═══ ENTRIES SHOWN
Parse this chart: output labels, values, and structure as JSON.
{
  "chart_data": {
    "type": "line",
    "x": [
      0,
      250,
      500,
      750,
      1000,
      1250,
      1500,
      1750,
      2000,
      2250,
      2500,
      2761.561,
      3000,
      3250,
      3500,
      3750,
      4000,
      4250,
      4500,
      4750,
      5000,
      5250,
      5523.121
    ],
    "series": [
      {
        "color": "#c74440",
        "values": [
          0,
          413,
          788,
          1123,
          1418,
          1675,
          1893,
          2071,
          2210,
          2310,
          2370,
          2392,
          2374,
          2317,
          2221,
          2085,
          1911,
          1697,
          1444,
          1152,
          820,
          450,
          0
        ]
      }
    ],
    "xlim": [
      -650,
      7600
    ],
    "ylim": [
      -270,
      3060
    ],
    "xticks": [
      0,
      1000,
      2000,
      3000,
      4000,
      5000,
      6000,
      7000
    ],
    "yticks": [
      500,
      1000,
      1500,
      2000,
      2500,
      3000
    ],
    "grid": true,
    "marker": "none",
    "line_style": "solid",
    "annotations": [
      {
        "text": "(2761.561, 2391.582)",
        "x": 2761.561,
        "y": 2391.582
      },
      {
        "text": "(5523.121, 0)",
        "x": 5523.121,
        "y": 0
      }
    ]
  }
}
══════
> **TASK REQUIREMENTS**:
Produce an exact copy of all the records.

> **FINISHED ANSWER**:
Parse this chart: output labels, values, and structure as JSON.
{
  "chart_data": {
    "type": "line",
    "x": [
      0,
      250,
      500,
      750,
      1000,
      1250,
      1500,
      1750,
      2000,
      2250,
      2500,
      2761.561,
      3000,
      3250,
      3500,
      3750,
      4000,
      4250,
      4500,
      4750,
      5000,
      5250,
      5523.121
    ],
    "series": [
      {
        "color": "#c74440",
        "values": [
          0,
          413,
          788,
          1123,
          1418,
          1675,
          1893,
          2071,
          2210,
          2310,
          2370,
          2392,
          2374,
          2317,
          2221,
          2085,
          1911,
          1697,
          1444,
          1152,
          820,
          450,
          0
        ]
      }
    ],
    "xlim": [
      -650,
      7600
    ],
    "ylim": [
      -270,
      3060
    ],
    "xticks": [
      0,
      1000,
      2000,
      3000,
      4000,
      5000,
      6000,
      7000
    ],
    "yticks": [
      500,
      1000,
      1500,
      2000,
      2500,
      3000
    ],
    "grid": true,
    "marker": "none",
    "line_style": "solid",
    "annotations": [
      {
        "text": "(2761.561, 2391.582)",
        "x": 2761.561,
        "y": 2391.582
      },
      {
        "text": "(5523.121, 0)",
        "x": 5523.121,
        "y": 0
      }
    ]
  }
}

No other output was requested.